Data excerpts
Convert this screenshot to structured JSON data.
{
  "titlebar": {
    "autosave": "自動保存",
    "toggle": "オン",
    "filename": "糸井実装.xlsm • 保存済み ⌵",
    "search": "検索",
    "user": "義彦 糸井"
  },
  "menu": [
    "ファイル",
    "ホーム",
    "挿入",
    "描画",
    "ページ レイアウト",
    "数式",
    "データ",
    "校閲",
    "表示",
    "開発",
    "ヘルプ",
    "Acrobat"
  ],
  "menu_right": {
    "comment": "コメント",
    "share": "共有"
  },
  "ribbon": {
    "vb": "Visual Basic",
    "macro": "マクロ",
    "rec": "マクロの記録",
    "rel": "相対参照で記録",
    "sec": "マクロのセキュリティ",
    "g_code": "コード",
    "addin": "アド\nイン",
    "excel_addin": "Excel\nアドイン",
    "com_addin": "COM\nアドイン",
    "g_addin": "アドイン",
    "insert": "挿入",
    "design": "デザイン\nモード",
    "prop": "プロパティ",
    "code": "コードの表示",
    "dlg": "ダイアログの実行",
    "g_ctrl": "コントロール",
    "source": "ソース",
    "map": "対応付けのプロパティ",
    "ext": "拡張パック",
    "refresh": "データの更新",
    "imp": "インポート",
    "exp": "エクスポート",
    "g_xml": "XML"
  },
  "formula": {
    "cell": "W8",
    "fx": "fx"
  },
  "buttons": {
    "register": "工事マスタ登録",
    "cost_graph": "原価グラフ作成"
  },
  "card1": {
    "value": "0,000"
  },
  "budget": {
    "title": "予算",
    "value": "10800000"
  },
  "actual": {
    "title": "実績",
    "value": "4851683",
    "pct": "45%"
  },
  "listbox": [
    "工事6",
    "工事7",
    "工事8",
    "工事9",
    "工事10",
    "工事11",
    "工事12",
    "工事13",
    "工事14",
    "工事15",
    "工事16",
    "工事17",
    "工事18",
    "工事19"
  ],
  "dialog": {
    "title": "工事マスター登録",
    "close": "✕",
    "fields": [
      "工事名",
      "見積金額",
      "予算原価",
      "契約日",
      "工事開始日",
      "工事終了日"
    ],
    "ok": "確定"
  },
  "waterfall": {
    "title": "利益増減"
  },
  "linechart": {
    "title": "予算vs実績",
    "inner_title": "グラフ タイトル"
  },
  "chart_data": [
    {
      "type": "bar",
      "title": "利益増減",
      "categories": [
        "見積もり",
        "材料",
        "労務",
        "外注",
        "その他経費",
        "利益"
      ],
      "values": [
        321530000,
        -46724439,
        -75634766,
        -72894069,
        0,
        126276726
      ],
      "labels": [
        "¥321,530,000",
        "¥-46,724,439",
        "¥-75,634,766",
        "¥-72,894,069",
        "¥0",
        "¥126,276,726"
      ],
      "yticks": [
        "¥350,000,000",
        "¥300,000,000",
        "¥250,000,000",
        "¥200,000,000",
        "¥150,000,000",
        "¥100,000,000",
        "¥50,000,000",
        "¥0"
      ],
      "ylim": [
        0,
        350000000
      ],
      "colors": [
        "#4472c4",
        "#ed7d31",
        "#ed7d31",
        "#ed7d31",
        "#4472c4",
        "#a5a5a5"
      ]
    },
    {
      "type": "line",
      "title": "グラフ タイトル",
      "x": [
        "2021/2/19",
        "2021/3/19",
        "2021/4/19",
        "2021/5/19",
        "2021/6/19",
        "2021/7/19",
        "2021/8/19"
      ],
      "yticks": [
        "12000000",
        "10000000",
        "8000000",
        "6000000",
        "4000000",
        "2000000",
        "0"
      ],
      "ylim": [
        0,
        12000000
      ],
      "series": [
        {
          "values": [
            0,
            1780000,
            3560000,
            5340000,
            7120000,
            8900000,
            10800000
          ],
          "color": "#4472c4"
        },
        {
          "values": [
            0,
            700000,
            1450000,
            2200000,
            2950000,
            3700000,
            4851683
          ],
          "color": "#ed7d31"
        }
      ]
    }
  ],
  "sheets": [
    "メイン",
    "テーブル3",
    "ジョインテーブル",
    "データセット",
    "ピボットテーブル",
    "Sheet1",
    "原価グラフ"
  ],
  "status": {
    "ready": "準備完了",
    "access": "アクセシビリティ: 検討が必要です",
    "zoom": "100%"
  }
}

- **Given problem**
Extract all of the data above and output it character for character.

- **Result for this exercise**
Convert this screenshot to structured JSON data.
{
  "titlebar": {
    "autosave": "自動保存",
    "toggle": "オン",
    "filename": "糸井実装.xlsm • 保存済み ⌵",
    "search": "検索",
    "user": "義彦 糸井"
  },
  "menu": [
    "ファイル",
    "ホーム",
    "挿入",
    "描画",
    "ページ レイアウト",
    "数式",
    "データ",
    "校閲",
    "表示",
    "開発",
    "ヘルプ",
    "Acrobat"
  ],
  "menu_right": {
    "comment": "コメント",
    "share": "共有"
  },
  "ribbon": {
    "vb": "Visual Basic",
    "macro": "マクロ",
    "rec": "マクロの記録",
    "rel": "相対参照で記録",
    "sec": "マクロのセキュリティ",
    "g_code": "コード",
    "addin": "アド\nイン",
    "excel_addin": "Excel\nアドイン",
    "com_addin": "COM\nアドイン",
    "g_addin": "アドイン",
    "insert": "挿入",
    "design": "デザイン\nモード",
    "prop": "プロパティ",
    "code": "コードの表示",
    "dlg": "ダイアログの実行",
    "g_ctrl": "コントロール",
    "source": "ソース",
    "map": "対応付けのプロパティ",
    "ext": "拡張パック",
    "refresh": "データの更新",
    "imp": "インポート",
    "exp": "エクスポート",
    "g_xml": "XML"
  },
  "formula": {
    "cell": "W8",
    "fx": "fx"
  },
  "buttons": {
    "register": "工事マスタ登録",
    "cost_graph": "原価グラフ作成"
  },
  "card1": {
    "value": "0,000"
  },
  "budget": {
    "title": "予算",
    "value": "10800000"
  },
  "actual": {
    "title": "実績",
    "value": "4851683",
    "pct": "45%"
  },
  "listbox": [
    "工事6",
    "工事7",
    "工事8",
    "工事9",
    "工事10",
    "工事11",
    "工事12",
    "工事13",
    "工事14",
    "工事15",
    "工事16",
    "工事17",
    "工事18",
    "工事19"
  ],
  "dialog": {
    "title": "工事マスター登録",
    "close": "✕",
    "fields": [
      "工事名",
      "見積金額",
      "予算原価",
      "契約日",
      "工事開始日",
      "工事終了日"
    ],
    "ok": "確定"
  },
  "waterfall": {
    "title": "利益増減"
  },
  "linechart": {
    "title": "予算vs実績",
    "inner_title": "グラフ タイトル"
  },
  "chart_data": [
    {
      "type": "bar",
      "title": "利益増減",
      "categories": [
        "見積もり",
        "材料",
        "労務",
        "外注",
        "その他経費",
        "利益"
      ],
      "values": [
        321530000,
        -46724439,
        -75634766,
        -72894069,
        0,
        126276726
      ],
      "labels": [
        "¥321,530,000",
        "¥-46,724,439",
        "¥-75,634,766",
        "¥-72,894,069",
        "¥0",
        "¥126,276,726"
      ],
      "yticks": [
        "¥350,000,000",
        "¥300,000,000",
        "¥250,000,000",
        "¥200,000,000",
        "¥150,000,000",
        "¥100,000,000",
        "¥50,000,000",
        "¥0"
      ],
      "ylim": [
        0,
        350000000
      ],
      "colors": [
        "#4472c4",
        "#ed7d31",
        "#ed7d31",
        "#ed7d31",
        "#4472c4",
        "#a5a5a5"
      ]
    },
    {
      "type": "line",
      "title": "グラフ タイトル",
      "x": [
        "2021/2/19",
        "2021/3/19",
        "2021/4/19",
        "2021/5/19",
        "2021/6/19",
        "2021/7/19",
        "2021/8/19"
      ],
      "yticks": [
        "12000000",
        "10000000",
        "8000000",
        "6000000",
        "4000000",
        "2000000",
        "0"
      ],
      "ylim": [
        0,
        12000000
      ],
      "series": [
        {
          "values": [
            0,
            1780000,
            3560000,
            5340000,
            7120000,
            8900000,
            10800000
          ],
          "color": "#4472c4"
        },
        {
          "values": [
            0,
            700000,
            1450000,
            2200000,
            2950000,
            3700000,
            4851683
          ],
          "color": "#ed7d31"
        }
      ]
    }
  ],
  "sheets": [
    "メイン",
    "テーブル3",
    "ジョインテーブル",
    "データセット",
    "ピボットテーブル",
    "Sheet1",
    "原価グラフ"
  ],
  "status": {
    "ready": "準備完了",
    "access": "アクセシビリティ: 検討が必要です",
    "zoom": "100%"
  }
}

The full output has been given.